- PROBLEM
From the listing below, extract each line containing the string "Temperature".

[Records from a dataset]
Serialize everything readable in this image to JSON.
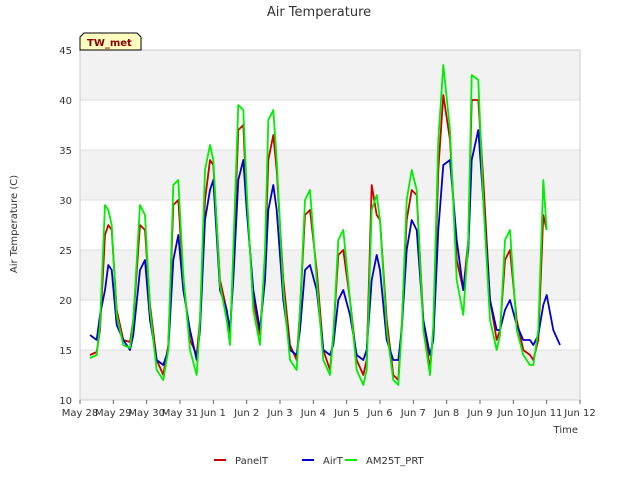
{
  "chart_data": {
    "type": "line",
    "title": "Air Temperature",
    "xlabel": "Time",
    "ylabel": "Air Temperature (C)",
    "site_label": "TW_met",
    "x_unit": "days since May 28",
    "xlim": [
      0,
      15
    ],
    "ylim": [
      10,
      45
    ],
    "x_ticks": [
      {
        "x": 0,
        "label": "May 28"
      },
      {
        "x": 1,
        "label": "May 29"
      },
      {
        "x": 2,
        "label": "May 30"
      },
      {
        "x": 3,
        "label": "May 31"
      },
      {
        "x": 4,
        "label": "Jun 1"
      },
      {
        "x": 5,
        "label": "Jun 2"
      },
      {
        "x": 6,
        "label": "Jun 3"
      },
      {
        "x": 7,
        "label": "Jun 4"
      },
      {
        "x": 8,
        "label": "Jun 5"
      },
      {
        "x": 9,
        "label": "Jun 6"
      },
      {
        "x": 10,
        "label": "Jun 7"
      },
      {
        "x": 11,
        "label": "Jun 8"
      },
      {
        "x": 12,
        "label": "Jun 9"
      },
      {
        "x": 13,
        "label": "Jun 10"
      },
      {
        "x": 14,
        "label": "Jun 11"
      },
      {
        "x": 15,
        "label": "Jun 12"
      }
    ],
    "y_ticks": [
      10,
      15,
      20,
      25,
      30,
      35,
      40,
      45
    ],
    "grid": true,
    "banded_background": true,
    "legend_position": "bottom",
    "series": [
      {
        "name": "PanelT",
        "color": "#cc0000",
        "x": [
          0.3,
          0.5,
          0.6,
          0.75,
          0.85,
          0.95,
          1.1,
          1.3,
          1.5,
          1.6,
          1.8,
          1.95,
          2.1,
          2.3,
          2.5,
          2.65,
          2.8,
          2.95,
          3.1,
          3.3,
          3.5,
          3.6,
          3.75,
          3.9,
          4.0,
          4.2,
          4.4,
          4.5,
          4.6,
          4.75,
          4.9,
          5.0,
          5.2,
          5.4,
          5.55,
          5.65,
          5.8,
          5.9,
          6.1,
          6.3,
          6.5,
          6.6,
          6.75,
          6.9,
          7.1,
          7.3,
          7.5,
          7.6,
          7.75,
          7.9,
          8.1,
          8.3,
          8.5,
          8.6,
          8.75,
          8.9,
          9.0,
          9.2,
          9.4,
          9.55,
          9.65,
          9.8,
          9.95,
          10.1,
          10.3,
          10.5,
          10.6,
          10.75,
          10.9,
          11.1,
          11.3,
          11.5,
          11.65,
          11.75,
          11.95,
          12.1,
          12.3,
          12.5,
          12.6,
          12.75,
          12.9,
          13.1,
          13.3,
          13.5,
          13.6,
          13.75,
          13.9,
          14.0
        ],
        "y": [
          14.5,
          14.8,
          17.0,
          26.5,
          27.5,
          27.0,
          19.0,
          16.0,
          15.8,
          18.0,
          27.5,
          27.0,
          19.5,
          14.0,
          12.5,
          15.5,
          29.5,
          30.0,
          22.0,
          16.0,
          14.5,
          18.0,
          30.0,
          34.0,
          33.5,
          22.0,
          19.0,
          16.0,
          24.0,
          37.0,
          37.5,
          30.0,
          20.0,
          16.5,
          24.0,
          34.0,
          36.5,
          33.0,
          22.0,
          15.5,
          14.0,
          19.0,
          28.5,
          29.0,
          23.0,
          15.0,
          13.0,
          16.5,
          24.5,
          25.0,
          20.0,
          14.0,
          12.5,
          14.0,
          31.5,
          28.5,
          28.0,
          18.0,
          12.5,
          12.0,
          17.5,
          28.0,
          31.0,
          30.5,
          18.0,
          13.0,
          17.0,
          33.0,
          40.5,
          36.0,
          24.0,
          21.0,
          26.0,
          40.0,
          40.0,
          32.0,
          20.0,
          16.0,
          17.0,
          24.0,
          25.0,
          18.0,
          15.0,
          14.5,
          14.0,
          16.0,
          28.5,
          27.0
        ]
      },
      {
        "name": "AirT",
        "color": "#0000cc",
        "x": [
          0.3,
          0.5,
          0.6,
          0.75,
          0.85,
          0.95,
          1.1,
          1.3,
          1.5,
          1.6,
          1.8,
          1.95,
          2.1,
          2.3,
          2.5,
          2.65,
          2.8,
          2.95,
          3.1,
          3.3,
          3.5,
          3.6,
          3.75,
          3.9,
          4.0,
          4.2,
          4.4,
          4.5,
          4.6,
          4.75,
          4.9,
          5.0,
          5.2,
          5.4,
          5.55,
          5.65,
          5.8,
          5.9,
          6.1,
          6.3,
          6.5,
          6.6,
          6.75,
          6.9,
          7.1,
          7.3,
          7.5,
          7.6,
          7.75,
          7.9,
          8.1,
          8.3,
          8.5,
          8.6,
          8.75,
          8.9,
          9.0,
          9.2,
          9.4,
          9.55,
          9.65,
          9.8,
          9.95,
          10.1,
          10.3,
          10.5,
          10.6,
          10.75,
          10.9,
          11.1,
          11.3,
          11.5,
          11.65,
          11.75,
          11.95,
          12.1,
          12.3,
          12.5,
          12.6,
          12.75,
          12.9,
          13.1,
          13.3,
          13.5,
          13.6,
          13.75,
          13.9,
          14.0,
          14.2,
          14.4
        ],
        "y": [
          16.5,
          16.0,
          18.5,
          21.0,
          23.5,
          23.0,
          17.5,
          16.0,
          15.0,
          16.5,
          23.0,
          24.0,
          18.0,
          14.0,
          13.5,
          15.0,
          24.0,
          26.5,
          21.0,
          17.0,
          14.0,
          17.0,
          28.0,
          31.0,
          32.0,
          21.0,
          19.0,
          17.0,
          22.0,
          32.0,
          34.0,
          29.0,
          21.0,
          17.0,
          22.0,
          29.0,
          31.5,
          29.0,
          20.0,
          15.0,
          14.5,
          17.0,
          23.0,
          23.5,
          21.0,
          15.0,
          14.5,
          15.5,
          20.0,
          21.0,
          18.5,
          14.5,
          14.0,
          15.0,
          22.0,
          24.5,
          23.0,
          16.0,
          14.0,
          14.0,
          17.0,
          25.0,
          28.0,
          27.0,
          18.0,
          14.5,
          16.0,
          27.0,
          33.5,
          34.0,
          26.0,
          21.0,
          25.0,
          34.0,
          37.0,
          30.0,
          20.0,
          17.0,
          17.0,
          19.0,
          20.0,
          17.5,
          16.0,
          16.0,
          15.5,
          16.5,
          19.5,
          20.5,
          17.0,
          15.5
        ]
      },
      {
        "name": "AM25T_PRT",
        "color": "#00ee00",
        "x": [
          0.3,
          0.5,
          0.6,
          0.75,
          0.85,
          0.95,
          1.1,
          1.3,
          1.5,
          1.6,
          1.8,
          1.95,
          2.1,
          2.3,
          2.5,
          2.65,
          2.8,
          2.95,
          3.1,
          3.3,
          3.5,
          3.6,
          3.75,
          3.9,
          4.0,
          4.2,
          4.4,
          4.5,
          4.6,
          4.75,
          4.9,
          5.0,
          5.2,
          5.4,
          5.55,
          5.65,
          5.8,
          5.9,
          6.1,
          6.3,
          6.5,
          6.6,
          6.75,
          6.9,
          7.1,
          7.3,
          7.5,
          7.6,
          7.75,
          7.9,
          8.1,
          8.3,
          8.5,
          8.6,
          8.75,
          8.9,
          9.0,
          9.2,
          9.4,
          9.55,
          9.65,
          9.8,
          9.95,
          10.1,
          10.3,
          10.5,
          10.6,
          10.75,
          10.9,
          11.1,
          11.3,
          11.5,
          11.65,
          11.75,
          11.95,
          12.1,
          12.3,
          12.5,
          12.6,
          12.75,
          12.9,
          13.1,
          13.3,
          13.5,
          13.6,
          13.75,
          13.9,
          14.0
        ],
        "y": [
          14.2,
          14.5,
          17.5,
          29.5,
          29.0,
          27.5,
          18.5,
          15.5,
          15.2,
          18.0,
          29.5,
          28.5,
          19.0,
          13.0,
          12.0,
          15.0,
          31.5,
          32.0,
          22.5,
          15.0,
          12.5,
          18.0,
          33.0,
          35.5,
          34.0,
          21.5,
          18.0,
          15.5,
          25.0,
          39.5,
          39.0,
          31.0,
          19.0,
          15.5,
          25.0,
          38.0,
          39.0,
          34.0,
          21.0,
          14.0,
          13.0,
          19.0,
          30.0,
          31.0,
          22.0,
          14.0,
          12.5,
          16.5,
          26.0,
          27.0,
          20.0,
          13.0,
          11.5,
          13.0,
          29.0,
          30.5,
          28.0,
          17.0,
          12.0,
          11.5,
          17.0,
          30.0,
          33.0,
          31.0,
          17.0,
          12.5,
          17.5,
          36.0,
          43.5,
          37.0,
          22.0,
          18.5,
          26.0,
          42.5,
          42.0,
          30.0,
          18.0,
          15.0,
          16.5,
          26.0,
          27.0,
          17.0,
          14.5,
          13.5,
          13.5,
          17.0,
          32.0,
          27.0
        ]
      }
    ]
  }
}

- EXERCISE ANSWER
    "title": "Air Temperature",
    "ylabel": "Air Temperature (C)",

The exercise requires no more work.